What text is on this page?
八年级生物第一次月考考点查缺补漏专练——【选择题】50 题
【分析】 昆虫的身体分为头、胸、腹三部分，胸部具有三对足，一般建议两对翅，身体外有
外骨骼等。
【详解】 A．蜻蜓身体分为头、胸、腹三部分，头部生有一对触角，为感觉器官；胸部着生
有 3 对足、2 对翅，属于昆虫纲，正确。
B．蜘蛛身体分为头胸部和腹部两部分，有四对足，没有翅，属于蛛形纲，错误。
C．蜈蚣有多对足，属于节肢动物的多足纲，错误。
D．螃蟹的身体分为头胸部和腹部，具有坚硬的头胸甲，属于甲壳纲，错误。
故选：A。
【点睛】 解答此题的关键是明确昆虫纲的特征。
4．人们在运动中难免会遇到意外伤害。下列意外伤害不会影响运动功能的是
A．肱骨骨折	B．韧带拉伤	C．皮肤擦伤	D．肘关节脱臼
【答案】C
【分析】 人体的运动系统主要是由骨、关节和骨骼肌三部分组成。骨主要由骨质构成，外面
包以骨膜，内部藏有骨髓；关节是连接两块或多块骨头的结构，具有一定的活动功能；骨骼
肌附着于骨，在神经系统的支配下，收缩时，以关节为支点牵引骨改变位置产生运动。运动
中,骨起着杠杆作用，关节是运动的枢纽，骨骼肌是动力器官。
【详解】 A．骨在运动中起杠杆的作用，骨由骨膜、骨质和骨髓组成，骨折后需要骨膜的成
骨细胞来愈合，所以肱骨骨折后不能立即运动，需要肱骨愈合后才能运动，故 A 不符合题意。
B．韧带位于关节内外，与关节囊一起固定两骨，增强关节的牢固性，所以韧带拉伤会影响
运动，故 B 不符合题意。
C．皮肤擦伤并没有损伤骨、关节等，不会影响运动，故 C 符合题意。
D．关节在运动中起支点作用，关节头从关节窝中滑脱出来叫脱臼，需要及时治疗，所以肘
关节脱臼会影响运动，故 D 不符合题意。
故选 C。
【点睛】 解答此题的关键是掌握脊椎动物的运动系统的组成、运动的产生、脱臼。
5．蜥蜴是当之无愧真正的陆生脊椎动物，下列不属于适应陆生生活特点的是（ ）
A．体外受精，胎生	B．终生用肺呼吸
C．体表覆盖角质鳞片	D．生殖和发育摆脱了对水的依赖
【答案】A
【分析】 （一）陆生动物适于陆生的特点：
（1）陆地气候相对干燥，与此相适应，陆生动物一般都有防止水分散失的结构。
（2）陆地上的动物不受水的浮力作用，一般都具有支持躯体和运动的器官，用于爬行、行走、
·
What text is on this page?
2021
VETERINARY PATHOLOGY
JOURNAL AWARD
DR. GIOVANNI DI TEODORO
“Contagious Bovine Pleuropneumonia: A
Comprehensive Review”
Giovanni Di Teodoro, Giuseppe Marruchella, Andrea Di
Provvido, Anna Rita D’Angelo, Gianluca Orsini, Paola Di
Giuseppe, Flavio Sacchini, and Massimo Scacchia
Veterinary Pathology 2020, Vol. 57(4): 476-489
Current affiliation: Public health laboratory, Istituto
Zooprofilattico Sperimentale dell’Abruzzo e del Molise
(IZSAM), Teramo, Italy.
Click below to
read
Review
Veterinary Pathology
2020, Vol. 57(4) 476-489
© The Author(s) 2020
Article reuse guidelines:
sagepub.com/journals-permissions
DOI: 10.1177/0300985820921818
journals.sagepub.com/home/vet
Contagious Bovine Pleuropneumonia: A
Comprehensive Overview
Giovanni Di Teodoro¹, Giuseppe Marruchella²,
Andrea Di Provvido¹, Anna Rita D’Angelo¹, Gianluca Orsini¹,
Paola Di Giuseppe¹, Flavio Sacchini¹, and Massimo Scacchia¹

.....

DO THIS: Repeat the material above in full, exactly as it stands.

COMPLETED TASK:
What text is on this page?
八年级生物第一次月考考点查缺补漏专练——【选择题】50 题
【分析】 昆虫的身体分为头、胸、腹三部分，胸部具有三对足，一般建议两对翅，身体外有
外骨骼等。
【详解】 A．蜻蜓身体分为头、胸、腹三部分，头部生有一对触角，为感觉器官；胸部着生
有 3 对足、2 对翅，属于昆虫纲，正确。
B．蜘蛛身体分为头胸部和腹部两部分，有四对足，没有翅，属于蛛形纲，错误。
C．蜈蚣有多对足，属于节肢动物的多足纲，错误。
D．螃蟹的身体分为头胸部和腹部，具有坚硬的头胸甲，属于甲壳纲，错误。
故选：A。
【点睛】 解答此题的关键是明确昆虫纲的特征。
4．人们在运动中难免会遇到意外伤害。下列意外伤害不会影响运动功能的是
A．肱骨骨折	B．韧带拉伤	C．皮肤擦伤	D．肘关节脱臼
【答案】C
【分析】 人体的运动系统主要是由骨、关节和骨骼肌三部分组成。骨主要由骨质构成，外面
包以骨膜，内部藏有骨髓；关节是连接两块或多块骨头的结构，具有一定的活动功能；骨骼
肌附着于骨，在神经系统的支配下，收缩时，以关节为支点牵引骨改变位置产生运动。运动
中,骨起着杠杆作用，关节是运动的枢纽，骨骼肌是动力器官。
【详解】 A．骨在运动中起杠杆的作用，骨由骨膜、骨质和骨髓组成，骨折后需要骨膜的成
骨细胞来愈合，所以肱骨骨折后不能立即运动，需要肱骨愈合后才能运动，故 A 不符合题意。
B．韧带位于关节内外，与关节囊一起固定两骨，增强关节的牢固性，所以韧带拉伤会影响
运动，故 B 不符合题意。
C．皮肤擦伤并没有损伤骨、关节等，不会影响运动，故 C 符合题意。
D．关节在运动中起支点作用，关节头从关节窝中滑脱出来叫脱臼，需要及时治疗，所以肘
关节脱臼会影响运动，故 D 不符合题意。
故选 C。
【点睛】 解答此题的关键是掌握脊椎动物的运动系统的组成、运动的产生、脱臼。
5．蜥蜴是当之无愧真正的陆生脊椎动物，下列不属于适应陆生生活特点的是（ ）
A．体外受精，胎生	B．终生用肺呼吸
C．体表覆盖角质鳞片	D．生殖和发育摆脱了对水的依赖
【答案】A
【分析】 （一）陆生动物适于陆生的特点：
（1）陆地气候相对干燥，与此相适应，陆生动物一般都有防止水分散失的结构。
（2）陆地上的动物不受水的浮力作用，一般都具有支持躯体和运动的器官，用于爬行、行走、
·
What text is on this page?
2021
VETERINARY PATHOLOGY
JOURNAL AWARD
DR. GIOVANNI DI TEODORO
“Contagious Bovine Pleuropneumonia: A
Comprehensive Review”
Giovanni Di Teodoro, Giuseppe Marruchella, Andrea Di
Provvido, Anna Rita D’Angelo, Gianluca Orsini, Paola Di
Giuseppe, Flavio Sacchini, and Massimo Scacchia
Veterinary Pathology 2020, Vol. 57(4): 476-489
Current affiliation: Public health laboratory, Istituto
Zooprofilattico Sperimentale dell’Abruzzo e del Molise
(IZSAM), Teramo, Italy.
Click below to
read
Review
Veterinary Pathology
2020, Vol. 57(4) 476-489
© The Author(s) 2020
Article reuse guidelines:
sagepub.com/journals-permissions
DOI: 10.1177/0300985820921818
journals.sagepub.com/home/vet
Contagious Bovine Pleuropneumonia: A
Comprehensive Overview
Giovanni Di Teodoro¹, Giuseppe Marruchella²,
Andrea Di Provvido¹, Anna Rita D’Angelo¹, Gianluca Orsini¹,
Paola Di Giuseppe¹, Flavio Sacchini¹, and Massimo Scacchia¹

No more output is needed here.